J'ai bien regardé, ce mot d'Aménagement du territoire n'a d'équivalent dans aucune langue étrangère. C'est une spécificité nationale qui regroupe les infrastructures, l'urbanisme, le développement économique ou encore l'organisation administrative. Ce qui unit pour moi ces réflexions, c'est la recherche d'un modèle de développement équilibré, un modèle qui concilie le progrès économique et la préservation d'un cadre de vie, un mode de croissance qui prévient ou répare les fractures entre territoires.
En ce sens, l'aménagement du territoire, mot bien français, est à mon sens le proche parent du développement durable, terme traduit de l'anglais. Aménagement du territoire et développement durable poursuivent les mêmes objectifs et emploient bien souvent les mêmes moyens.
C'est pour cela que je n'ai pas choisi aujourd'hui de revenir sur des débats qui ont été riches et précis, mais de vous exposer comment je vois les choix de développement durable qui attendent notre pays. Pour qu'il puisse concilier dans les décennies à venir croissance économique et cohésion territoriale. Développement de la consommation et préservation des ressources naturelles. Multiplication des emplois et amélioration du cadre de vie.
Nous avons comme tous les pays du monde un premier dilemme : nous serons chaque année un peu plus écrasés sous la double contrainte de la rareté croissante des hydrocarbures et de la nécessité absolue de limiter l'émission des gaz à effet de serre. Le pétrole a atteint cette année des sommets, puis a baissé, mais sans prendre de risque je peux vous affirmer qu'il remontera plus haut encore dans les années qui viennent. Cet étau qui se resserre doit bien sûr, nous amener à repenser notre politique énergétique, mais aussi notre politique de transports, notre politique agricole, notre politique d'aménagement urbain.

[Données fournies]:
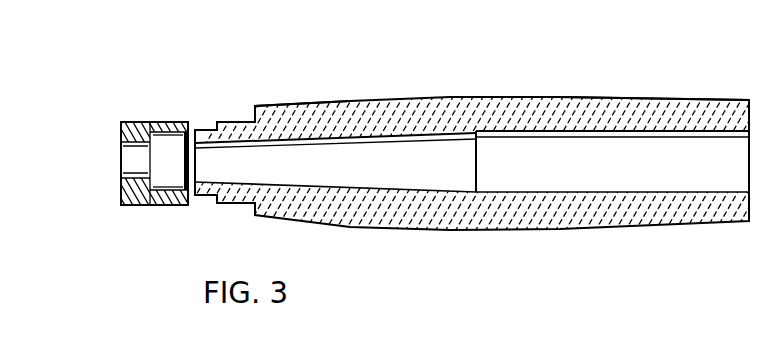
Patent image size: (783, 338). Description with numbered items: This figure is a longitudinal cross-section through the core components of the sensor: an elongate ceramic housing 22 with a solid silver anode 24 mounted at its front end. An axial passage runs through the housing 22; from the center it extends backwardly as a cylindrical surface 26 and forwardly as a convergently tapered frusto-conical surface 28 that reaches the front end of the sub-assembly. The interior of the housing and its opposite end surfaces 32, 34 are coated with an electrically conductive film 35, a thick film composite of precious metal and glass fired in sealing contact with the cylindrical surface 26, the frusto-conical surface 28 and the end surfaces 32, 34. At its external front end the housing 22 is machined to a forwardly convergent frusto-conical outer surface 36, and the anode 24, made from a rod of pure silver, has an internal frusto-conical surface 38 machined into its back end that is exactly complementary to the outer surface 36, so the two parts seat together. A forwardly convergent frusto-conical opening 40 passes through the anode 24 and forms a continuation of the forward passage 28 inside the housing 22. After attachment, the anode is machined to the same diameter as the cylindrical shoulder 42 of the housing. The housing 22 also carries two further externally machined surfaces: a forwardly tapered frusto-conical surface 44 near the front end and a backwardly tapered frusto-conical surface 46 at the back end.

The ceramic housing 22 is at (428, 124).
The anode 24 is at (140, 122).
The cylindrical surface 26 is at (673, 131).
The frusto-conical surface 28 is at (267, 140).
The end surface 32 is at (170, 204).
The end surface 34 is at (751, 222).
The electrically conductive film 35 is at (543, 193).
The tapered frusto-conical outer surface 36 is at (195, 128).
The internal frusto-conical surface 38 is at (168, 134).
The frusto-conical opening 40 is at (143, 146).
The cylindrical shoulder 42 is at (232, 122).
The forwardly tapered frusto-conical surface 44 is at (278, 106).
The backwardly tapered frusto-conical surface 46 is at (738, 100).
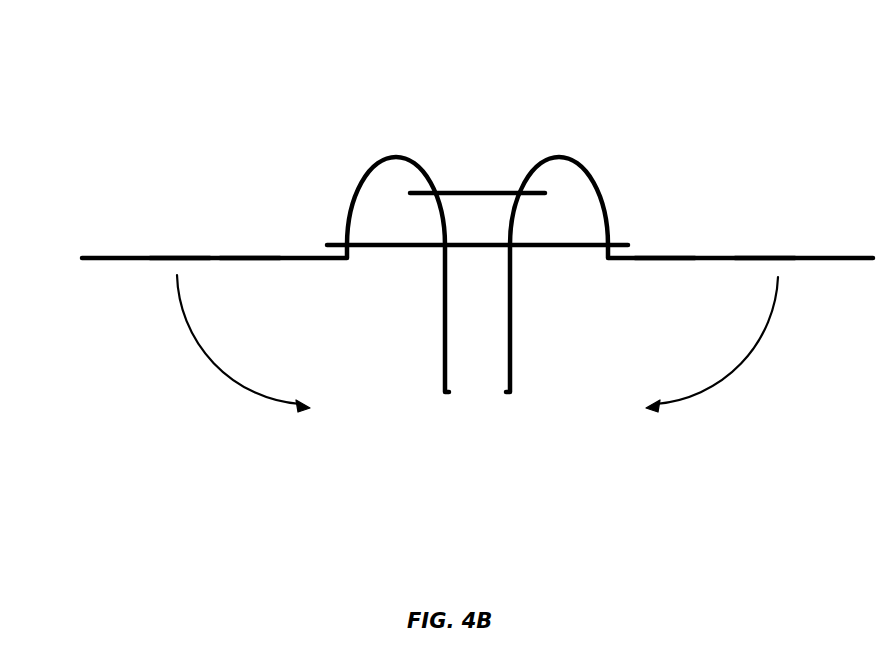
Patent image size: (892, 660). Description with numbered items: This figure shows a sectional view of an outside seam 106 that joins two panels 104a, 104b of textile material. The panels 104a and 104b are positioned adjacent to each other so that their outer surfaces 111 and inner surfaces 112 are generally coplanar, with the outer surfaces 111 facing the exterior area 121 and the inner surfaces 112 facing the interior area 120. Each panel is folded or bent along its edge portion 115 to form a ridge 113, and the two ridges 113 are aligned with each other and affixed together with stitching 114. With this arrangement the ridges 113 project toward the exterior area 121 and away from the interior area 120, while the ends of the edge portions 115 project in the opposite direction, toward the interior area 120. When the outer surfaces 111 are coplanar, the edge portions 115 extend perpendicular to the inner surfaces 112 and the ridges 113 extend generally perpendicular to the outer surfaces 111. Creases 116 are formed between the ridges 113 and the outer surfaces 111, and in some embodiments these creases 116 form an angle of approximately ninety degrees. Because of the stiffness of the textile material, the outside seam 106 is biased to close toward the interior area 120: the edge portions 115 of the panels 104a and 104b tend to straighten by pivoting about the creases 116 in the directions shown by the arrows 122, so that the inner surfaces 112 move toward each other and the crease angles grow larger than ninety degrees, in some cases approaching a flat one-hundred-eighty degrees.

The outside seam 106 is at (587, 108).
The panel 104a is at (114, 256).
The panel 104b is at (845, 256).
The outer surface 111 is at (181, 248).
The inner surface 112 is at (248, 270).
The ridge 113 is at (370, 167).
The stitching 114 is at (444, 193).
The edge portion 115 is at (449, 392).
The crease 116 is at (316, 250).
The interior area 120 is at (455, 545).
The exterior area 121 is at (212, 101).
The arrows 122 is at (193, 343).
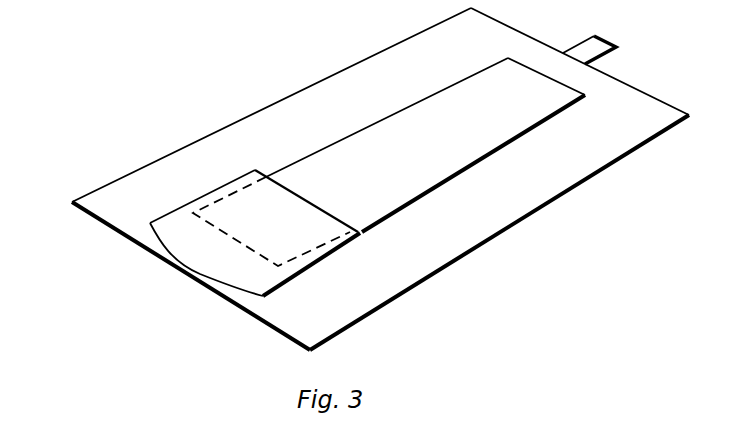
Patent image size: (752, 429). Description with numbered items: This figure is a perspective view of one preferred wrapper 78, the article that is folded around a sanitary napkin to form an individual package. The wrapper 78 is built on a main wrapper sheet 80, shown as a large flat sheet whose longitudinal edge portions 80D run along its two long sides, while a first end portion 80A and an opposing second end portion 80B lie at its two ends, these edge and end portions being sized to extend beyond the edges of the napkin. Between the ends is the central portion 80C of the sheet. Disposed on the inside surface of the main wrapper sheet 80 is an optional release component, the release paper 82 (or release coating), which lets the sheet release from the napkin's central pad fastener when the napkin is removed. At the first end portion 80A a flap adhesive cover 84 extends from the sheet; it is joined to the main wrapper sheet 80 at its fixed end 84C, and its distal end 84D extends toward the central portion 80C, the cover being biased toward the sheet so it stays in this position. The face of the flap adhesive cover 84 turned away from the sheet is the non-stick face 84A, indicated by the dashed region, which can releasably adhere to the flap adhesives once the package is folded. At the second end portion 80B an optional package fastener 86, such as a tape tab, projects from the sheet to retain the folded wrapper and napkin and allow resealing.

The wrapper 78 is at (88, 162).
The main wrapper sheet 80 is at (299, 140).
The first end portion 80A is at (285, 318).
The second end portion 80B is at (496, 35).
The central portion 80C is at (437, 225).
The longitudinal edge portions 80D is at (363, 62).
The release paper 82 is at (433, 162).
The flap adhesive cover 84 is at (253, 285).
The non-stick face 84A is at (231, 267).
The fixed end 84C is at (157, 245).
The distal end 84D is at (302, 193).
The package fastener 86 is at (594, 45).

--

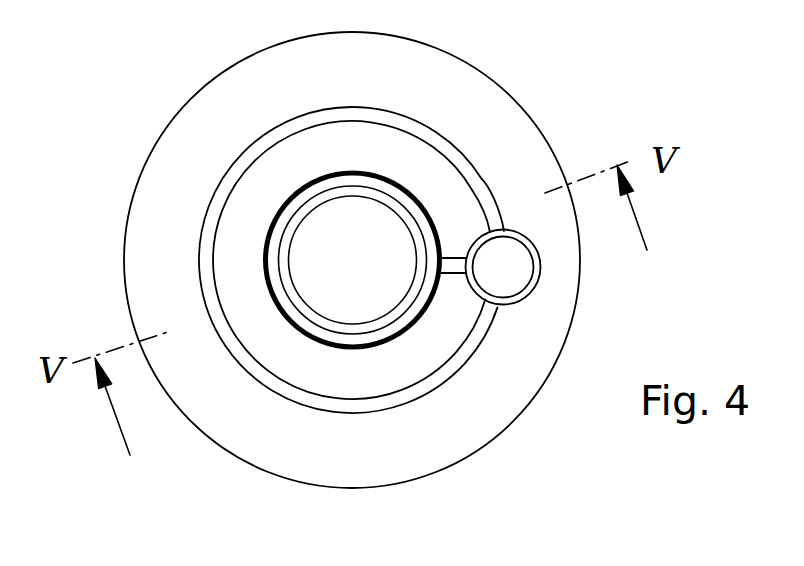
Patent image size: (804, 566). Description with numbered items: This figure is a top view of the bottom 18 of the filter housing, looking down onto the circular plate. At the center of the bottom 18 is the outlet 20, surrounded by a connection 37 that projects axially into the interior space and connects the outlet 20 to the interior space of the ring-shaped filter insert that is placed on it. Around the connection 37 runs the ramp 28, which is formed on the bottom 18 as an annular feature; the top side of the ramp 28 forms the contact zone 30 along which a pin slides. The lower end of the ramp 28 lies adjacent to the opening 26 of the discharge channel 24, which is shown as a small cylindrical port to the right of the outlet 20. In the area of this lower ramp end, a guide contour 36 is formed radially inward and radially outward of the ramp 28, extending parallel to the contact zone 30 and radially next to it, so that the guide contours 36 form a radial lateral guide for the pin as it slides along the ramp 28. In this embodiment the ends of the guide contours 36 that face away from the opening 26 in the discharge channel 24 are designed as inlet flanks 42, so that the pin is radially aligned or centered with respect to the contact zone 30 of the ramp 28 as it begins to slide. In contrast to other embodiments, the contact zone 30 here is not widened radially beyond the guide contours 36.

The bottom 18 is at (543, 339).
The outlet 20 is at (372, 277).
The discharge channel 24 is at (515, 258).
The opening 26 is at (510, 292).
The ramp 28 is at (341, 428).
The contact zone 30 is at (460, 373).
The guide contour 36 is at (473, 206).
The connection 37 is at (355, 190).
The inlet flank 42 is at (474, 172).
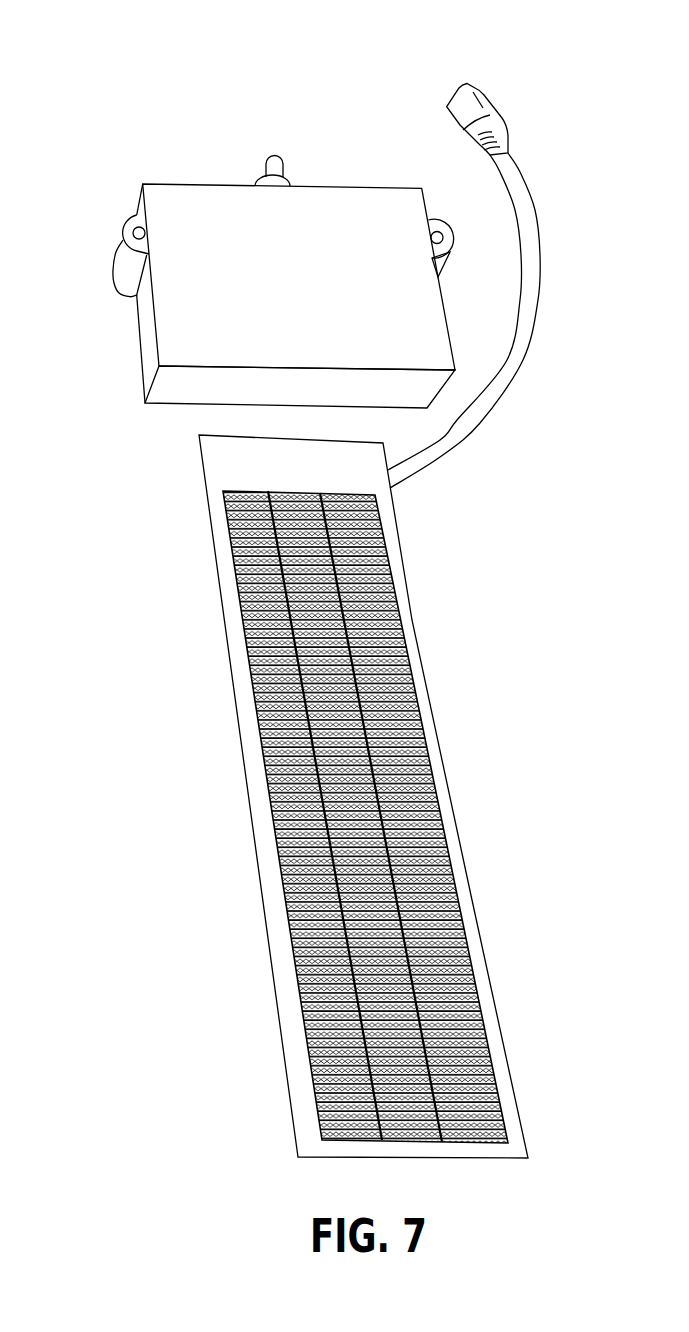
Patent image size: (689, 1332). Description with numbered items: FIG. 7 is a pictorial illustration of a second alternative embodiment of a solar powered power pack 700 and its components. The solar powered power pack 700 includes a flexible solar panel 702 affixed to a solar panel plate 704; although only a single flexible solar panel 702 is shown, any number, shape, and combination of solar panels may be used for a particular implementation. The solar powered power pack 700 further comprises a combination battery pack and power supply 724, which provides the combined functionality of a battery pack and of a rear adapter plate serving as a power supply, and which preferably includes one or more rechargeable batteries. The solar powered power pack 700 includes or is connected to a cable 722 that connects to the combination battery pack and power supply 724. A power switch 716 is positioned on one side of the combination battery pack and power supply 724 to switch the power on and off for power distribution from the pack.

[Consigne]:
Écrivez la suite du texte sur l'aménagement du territoire et le développement durable, en partant de sa dernière phrase. Les lignes n'entrent pas en jeu ici.

[Résultat]:
Nous ne pouvons plus financer indéfiniment de nouvelles autoroutes avec les recettes de celles que nous avons déjà (le voudrions nous que ce n'est plus juridiquement possible, du reste) ; nous ne pouvons plus laisser en jachère des pans entiers de notre territoire alors que la biomasse sera l'énergie de demain ; nous ne pouvons plus laisser les villes devenir des conglomérats de quartiers pavillonnaires repliés sur eux-mêmes ; nous ne pouvons plus être placés sous la dépendance énergétique de régimes, qui font de l'énergie l'instrument de leurs ambitions politiques.
C'est dans cet esprit que nous devons penser la politique d'infrastructures de notre pays. Les chantiers que nous décidons aujourd'hui serviront à nos enfants et à nos petits-enfants. C'est au monde où ils vivront que nous devons penser.
C'est d'abord pour cette raison que je crois qu'il faut tourner massivement nos investissements vers les alternatives à la route. Ma famille politique n'a jusqu'à présent pas fait un choix aussi clair, et cela peut se comprendre. La route demeure et demeurera un mode de transport d'une souplesse extraordinaire et d'une grande efficacité. Mais elle a en France pris une place disproportionnée dans le transport de marchandises : 80 % d'entre elles circulent par ce moyen.
Et cela n'a rien d'étonnant : contrairement au fer, le fret routier n'acquitte qu'une faible part du coût des infrastructures qu'il utilise. Il acquitte la taxe sur les produits pétroliers, mais elle ne compense pas son impact sur l'environnement : le bruit, l'encombrement, la pollution atmosphérique. Quand nous faisons un bilan global, la vérité apparaît : nous subventionnons en réalité le fret routier par rapport aux autres modes de transport.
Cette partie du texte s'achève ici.